# Start of Entries shown

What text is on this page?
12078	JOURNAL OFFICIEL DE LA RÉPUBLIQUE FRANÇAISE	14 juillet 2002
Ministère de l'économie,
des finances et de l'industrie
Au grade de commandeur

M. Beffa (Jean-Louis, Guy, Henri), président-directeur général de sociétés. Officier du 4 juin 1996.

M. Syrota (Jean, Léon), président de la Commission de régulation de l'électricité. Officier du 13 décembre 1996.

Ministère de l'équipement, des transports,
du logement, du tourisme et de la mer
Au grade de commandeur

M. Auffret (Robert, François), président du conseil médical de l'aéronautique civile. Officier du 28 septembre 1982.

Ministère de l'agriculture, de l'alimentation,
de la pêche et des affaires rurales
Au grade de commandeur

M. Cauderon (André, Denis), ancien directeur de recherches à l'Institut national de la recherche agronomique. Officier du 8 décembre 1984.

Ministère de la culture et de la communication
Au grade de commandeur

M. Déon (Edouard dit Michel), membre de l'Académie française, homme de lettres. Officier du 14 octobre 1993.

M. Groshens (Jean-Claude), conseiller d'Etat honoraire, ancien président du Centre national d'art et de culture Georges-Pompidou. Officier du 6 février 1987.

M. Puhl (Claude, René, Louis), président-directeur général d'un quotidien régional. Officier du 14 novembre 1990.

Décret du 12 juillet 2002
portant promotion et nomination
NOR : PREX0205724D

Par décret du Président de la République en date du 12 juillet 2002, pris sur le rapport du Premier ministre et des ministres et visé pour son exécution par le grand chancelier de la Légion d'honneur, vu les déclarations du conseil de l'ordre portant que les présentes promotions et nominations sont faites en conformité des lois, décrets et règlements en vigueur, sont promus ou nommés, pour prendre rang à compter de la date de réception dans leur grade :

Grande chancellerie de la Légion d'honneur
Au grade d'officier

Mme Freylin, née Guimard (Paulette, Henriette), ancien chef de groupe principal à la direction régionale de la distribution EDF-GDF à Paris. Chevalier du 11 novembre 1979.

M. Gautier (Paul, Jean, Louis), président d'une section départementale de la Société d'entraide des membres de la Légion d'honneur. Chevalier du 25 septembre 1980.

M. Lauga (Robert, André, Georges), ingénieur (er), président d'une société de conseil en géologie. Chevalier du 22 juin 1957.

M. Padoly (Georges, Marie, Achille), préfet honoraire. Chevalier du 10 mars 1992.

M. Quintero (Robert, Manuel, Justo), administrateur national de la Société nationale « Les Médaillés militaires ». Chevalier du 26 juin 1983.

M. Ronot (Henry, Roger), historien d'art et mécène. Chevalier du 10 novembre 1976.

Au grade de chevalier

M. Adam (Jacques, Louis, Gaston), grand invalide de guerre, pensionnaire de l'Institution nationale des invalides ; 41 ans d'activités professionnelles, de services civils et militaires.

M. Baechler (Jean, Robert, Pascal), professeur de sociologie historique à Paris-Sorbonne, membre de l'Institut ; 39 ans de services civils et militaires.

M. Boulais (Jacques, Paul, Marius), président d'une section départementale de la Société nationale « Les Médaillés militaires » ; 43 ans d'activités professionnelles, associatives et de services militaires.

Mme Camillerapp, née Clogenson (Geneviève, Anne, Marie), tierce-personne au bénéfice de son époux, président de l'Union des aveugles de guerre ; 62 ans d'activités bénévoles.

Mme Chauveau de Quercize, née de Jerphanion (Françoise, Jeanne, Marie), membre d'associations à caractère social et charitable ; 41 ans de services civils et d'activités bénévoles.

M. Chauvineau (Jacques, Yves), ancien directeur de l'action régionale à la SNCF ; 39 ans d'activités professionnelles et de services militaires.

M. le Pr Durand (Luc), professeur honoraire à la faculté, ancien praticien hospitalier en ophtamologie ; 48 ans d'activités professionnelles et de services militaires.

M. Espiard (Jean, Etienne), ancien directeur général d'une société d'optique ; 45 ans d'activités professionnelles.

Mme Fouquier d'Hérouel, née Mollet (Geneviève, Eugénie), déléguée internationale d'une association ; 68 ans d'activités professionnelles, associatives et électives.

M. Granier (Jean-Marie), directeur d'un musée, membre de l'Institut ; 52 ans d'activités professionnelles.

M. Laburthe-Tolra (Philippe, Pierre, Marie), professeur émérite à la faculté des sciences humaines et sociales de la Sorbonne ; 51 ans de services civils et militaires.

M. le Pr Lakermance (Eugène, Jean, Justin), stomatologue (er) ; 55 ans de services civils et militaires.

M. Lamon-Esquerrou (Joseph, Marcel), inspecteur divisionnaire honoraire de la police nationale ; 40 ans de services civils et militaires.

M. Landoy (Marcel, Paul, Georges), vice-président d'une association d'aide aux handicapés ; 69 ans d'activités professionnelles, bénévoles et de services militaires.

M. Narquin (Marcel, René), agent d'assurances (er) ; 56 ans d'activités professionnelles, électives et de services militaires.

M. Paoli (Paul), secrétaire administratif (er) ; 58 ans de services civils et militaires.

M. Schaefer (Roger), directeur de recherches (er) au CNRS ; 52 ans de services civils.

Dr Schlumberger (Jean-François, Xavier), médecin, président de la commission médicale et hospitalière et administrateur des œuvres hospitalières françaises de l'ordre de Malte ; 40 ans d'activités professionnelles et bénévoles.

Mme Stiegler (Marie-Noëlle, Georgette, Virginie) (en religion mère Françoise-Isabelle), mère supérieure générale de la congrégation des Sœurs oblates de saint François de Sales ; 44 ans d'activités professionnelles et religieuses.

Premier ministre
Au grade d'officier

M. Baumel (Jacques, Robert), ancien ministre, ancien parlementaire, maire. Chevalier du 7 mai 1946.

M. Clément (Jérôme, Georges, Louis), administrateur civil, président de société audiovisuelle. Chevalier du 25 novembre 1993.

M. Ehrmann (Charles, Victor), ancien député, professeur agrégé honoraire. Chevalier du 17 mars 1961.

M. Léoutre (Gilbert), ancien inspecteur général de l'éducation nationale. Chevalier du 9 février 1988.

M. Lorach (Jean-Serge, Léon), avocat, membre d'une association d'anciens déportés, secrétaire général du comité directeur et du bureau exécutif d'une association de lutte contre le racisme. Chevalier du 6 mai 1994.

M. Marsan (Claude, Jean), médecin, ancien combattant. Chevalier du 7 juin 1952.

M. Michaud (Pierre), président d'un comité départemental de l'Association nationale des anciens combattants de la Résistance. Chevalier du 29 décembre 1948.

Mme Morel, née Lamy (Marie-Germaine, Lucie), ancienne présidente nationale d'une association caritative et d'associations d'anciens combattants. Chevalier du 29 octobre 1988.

# End of Entries shown

● **Task brief**
Exact copies of all the records are required.

● **Solution for this problem**
What text is on this page?
12078	JOURNAL OFFICIEL DE LA RÉPUBLIQUE FRANÇAISE	14 juillet 2002
Ministère de l'économie,
des finances et de l'industrie
Au grade de commandeur

M. Beffa (Jean-Louis, Guy, Henri), président-directeur général de sociétés. Officier du 4 juin 1996.

M. Syrota (Jean, Léon), président de la Commission de régulation de l'électricité. Officier du 13 décembre 1996.

Ministère de l'équipement, des transports,
du logement, du tourisme et de la mer
Au grade de commandeur

M. Auffret (Robert, François), président du conseil médical de l'aéronautique civile. Officier du 28 septembre 1982.

Ministère de l'agriculture, de l'alimentation,
de la pêche et des affaires rurales
Au grade de commandeur

M. Cauderon (André, Denis), ancien directeur de recherches à l'Institut national de la recherche agronomique. Officier du 8 décembre 1984.

Ministère de la culture et de la communication
Au grade de commandeur

M. Déon (Edouard dit Michel), membre de l'Académie française, homme de lettres. Officier du 14 octobre 1993.

M. Groshens (Jean-Claude), conseiller d'Etat honoraire, ancien président du Centre national d'art et de culture Georges-Pompidou. Officier du 6 février 1987.

M. Puhl (Claude, René, Louis), président-directeur général d'un quotidien régional. Officier du 14 novembre 1990.

Décret du 12 juillet 2002
portant promotion et nomination
NOR : PREX0205724D

Par décret du Président de la République en date du 12 juillet 2002, pris sur le rapport du Premier ministre et des ministres et visé pour son exécution par le grand chancelier de la Légion d'honneur, vu les déclarations du conseil de l'ordre portant que les présentes promotions et nominations sont faites en conformité des lois, décrets et règlements en vigueur, sont promus ou nommés, pour prendre rang à compter de la date de réception dans leur grade :

Grande chancellerie de la Légion d'honneur
Au grade d'officier

Mme Freylin, née Guimard (Paulette, Henriette), ancien chef de groupe principal à la direction régionale de la distribution EDF-GDF à Paris. Chevalier du 11 novembre 1979.

M. Gautier (Paul, Jean, Louis), président d'une section départementale de la Société d'entraide des membres de la Légion d'honneur. Chevalier du 25 septembre 1980.

M. Lauga (Robert, André, Georges), ingénieur (er), président d'une société de conseil en géologie. Chevalier du 22 juin 1957.

M. Padoly (Georges, Marie, Achille), préfet honoraire. Chevalier du 10 mars 1992.

M. Quintero (Robert, Manuel, Justo), administrateur national de la Société nationale « Les Médaillés militaires ». Chevalier du 26 juin 1983.

M. Ronot (Henry, Roger), historien d'art et mécène. Chevalier du 10 novembre 1976.

Au grade de chevalier

M. Adam (Jacques, Louis, Gaston), grand invalide de guerre, pensionnaire de l'Institution nationale des invalides ; 41 ans d'activités professionnelles, de services civils et militaires.

M. Baechler (Jean, Robert, Pascal), professeur de sociologie historique à Paris-Sorbonne, membre de l'Institut ; 39 ans de services civils et militaires.

M. Boulais (Jacques, Paul, Marius), président d'une section départementale de la Société nationale « Les Médaillés militaires » ; 43 ans d'activités professionnelles, associatives et de services militaires.

Mme Camillerapp, née Clogenson (Geneviève, Anne, Marie), tierce-personne au bénéfice de son époux, président de l'Union des aveugles de guerre ; 62 ans d'activités bénévoles.

Mme Chauveau de Quercize, née de Jerphanion (Françoise, Jeanne, Marie), membre d'associations à caractère social et charitable ; 41 ans de services civils et d'activités bénévoles.

M. Chauvineau (Jacques, Yves), ancien directeur de l'action régionale à la SNCF ; 39 ans d'activités professionnelles et de services militaires.

M. le Pr Durand (Luc), professeur honoraire à la faculté, ancien praticien hospitalier en ophtamologie ; 48 ans d'activités professionnelles et de services militaires.

M. Espiard (Jean, Etienne), ancien directeur général d'une société d'optique ; 45 ans d'activités professionnelles.

Mme Fouquier d'Hérouel, née Mollet (Geneviève, Eugénie), déléguée internationale d'une association ; 68 ans d'activités professionnelles, associatives et électives.

M. Granier (Jean-Marie), directeur d'un musée, membre de l'Institut ; 52 ans d'activités professionnelles.

M. Laburthe-Tolra (Philippe, Pierre, Marie), professeur émérite à la faculté des sciences humaines et sociales de la Sorbonne ; 51 ans de services civils et militaires.

M. le Pr Lakermance (Eugène, Jean, Justin), stomatologue (er) ; 55 ans de services civils et militaires.

M. Lamon-Esquerrou (Joseph, Marcel), inspecteur divisionnaire honoraire de la police nationale ; 40 ans de services civils et militaires.

M. Landoy (Marcel, Paul, Georges), vice-président d'une association d'aide aux handicapés ; 69 ans d'activités professionnelles, bénévoles et de services militaires.

M. Narquin (Marcel, René), agent d'assurances (er) ; 56 ans d'activités professionnelles, électives et de services militaires.

M. Paoli (Paul), secrétaire administratif (er) ; 58 ans de services civils et militaires.

M. Schaefer (Roger), directeur de recherches (er) au CNRS ; 52 ans de services civils.

Dr Schlumberger (Jean-François, Xavier), médecin, président de la commission médicale et hospitalière et administrateur des œuvres hospitalières françaises de l'ordre de Malte ; 40 ans d'activités professionnelles et bénévoles.

Mme Stiegler (Marie-Noëlle, Georgette, Virginie) (en religion mère Françoise-Isabelle), mère supérieure générale de la congrégation des Sœurs oblates de saint François de Sales ; 44 ans d'activités professionnelles et religieuses.

Premier ministre
Au grade d'officier

M. Baumel (Jacques, Robert), ancien ministre, ancien parlementaire, maire. Chevalier du 7 mai 1946.

M. Clément (Jérôme, Georges, Louis), administrateur civil, président de société audiovisuelle. Chevalier du 25 novembre 1993.

M. Ehrmann (Charles, Victor), ancien député, professeur agrégé honoraire. Chevalier du 17 mars 1961.

M. Léoutre (Gilbert), ancien inspecteur général de l'éducation nationale. Chevalier du 9 février 1988.

M. Lorach (Jean-Serge, Léon), avocat, membre d'une association d'anciens déportés, secrétaire général du comité directeur et du bureau exécutif d'une association de lutte contre le racisme. Chevalier du 6 mai 1994.

M. Marsan (Claude, Jean), médecin, ancien combattant. Chevalier du 7 juin 1952.

M. Michaud (Pierre), président d'un comité départemental de l'Association nationale des anciens combattants de la Résistance. Chevalier du 29 décembre 1948.

Mme Morel, née Lamy (Marie-Germaine, Lucie), ancienne présidente nationale d'une association caritative et d'associations d'anciens combattants. Chevalier du 29 octobre 1988.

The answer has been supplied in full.